DIRECTIONS —
Find the lines containing the word "Clinics" and copy every one of them.

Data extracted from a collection
- - - -
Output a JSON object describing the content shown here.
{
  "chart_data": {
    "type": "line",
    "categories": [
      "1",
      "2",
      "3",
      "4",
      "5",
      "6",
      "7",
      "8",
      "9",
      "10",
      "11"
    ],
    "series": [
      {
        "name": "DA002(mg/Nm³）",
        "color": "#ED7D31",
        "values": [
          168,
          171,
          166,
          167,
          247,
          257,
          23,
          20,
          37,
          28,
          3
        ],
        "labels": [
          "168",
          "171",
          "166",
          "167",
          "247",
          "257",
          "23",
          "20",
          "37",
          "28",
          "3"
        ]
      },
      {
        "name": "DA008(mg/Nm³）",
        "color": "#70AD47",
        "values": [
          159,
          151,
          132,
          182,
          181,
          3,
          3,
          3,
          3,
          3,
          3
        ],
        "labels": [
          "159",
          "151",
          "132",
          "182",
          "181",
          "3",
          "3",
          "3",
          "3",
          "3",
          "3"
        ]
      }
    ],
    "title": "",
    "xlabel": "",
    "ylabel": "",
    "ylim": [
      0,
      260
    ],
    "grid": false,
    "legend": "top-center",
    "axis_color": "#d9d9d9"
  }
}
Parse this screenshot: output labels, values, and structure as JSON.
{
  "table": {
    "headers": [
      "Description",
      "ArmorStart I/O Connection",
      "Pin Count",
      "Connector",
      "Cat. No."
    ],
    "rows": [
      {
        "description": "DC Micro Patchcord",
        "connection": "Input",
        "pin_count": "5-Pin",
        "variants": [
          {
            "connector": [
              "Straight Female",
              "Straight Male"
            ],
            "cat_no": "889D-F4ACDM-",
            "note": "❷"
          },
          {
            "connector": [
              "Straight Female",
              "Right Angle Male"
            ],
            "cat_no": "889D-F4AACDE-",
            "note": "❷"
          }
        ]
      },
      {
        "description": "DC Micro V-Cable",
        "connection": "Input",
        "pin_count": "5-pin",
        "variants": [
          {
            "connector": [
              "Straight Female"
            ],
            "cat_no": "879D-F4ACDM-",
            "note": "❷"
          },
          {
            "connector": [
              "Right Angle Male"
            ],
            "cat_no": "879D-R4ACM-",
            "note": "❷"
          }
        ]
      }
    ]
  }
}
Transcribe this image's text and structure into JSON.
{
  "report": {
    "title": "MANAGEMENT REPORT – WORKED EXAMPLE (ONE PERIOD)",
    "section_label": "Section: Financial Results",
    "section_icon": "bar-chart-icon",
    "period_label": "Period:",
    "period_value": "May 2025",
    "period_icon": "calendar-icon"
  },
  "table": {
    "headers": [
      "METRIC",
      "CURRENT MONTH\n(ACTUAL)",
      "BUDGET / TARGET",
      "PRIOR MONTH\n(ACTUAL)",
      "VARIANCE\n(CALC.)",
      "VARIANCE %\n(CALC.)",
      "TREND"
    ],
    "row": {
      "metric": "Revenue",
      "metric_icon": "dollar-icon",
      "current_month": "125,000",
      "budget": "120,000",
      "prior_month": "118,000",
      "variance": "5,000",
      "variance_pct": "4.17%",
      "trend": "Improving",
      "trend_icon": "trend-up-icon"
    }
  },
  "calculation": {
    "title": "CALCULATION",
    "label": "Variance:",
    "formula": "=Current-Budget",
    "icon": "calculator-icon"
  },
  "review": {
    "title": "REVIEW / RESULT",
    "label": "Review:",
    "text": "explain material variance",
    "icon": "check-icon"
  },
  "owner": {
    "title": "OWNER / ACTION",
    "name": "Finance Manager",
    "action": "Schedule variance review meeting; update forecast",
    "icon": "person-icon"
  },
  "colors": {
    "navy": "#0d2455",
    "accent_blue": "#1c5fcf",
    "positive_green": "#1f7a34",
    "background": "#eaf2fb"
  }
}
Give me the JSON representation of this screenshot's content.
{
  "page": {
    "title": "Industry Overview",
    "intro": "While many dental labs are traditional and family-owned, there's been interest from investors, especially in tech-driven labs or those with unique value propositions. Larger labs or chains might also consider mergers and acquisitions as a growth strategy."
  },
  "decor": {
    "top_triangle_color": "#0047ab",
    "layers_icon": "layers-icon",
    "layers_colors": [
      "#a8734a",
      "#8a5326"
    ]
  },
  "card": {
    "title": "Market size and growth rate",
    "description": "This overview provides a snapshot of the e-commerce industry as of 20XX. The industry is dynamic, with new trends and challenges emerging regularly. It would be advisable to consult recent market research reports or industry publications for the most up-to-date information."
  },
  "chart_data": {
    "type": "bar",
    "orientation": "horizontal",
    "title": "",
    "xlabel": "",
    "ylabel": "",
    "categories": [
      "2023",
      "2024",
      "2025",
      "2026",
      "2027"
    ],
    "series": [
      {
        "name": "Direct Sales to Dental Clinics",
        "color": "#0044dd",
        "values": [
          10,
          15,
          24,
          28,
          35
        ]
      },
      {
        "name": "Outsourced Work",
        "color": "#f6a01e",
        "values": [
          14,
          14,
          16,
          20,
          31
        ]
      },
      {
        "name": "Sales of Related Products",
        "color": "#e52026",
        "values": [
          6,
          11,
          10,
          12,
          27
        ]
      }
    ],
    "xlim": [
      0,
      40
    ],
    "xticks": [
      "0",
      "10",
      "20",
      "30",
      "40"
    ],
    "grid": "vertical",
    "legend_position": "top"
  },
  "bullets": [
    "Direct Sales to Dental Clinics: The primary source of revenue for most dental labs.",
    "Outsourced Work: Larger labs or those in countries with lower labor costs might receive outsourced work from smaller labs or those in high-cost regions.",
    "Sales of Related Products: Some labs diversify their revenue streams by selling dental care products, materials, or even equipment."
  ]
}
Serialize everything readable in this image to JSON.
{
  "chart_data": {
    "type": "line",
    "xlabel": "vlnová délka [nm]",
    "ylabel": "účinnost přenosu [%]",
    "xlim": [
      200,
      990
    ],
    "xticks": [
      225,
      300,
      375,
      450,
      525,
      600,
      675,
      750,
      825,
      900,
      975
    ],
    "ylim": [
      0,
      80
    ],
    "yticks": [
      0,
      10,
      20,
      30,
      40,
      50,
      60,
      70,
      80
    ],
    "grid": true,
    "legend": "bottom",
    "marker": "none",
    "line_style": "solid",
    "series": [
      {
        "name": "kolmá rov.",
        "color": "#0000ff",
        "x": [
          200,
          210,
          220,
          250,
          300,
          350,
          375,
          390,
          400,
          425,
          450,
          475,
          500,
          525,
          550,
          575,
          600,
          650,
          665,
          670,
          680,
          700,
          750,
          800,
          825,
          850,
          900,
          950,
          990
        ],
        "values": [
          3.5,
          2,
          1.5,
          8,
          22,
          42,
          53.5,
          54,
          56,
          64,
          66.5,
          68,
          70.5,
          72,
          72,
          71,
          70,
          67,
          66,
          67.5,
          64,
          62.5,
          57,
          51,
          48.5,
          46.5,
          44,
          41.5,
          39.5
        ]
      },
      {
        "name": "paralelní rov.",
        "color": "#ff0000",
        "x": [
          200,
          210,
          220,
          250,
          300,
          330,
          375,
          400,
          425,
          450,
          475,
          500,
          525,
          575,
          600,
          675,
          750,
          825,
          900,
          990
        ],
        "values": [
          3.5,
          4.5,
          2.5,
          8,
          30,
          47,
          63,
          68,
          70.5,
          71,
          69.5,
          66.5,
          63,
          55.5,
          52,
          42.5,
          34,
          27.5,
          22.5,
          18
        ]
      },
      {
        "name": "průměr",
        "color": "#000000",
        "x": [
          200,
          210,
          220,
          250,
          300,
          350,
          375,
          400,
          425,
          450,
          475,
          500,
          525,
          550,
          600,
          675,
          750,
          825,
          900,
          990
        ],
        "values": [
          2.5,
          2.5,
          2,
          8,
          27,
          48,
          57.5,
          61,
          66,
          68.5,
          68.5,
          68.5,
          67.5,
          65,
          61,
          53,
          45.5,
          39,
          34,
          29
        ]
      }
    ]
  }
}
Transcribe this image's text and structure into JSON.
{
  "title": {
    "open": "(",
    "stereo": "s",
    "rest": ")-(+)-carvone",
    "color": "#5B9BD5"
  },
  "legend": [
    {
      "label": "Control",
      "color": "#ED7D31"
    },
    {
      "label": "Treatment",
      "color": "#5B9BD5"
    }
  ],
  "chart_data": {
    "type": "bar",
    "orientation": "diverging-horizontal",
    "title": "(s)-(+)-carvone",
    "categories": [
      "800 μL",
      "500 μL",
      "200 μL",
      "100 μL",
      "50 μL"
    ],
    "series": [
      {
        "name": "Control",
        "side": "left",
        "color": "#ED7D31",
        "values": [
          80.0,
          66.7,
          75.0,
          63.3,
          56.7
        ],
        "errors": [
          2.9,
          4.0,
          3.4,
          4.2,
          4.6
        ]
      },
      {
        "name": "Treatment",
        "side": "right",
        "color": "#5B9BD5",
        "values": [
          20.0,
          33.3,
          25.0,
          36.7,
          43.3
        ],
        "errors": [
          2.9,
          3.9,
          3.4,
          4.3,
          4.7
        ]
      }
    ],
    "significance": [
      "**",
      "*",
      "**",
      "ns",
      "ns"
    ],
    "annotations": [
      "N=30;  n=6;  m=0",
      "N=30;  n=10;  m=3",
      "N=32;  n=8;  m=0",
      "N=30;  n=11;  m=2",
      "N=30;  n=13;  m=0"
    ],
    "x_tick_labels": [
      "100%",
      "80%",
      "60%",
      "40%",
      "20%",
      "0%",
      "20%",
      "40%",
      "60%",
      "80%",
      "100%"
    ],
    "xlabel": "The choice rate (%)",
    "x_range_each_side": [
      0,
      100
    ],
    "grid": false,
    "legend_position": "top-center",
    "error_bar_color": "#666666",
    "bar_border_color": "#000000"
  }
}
- - - -
ANSWER FOR THIS EXERCISE —
        "name": "Direct Sales to Dental Clinics",
    "Direct Sales to Dental Clinics: The primary source of revenue for most dental labs.",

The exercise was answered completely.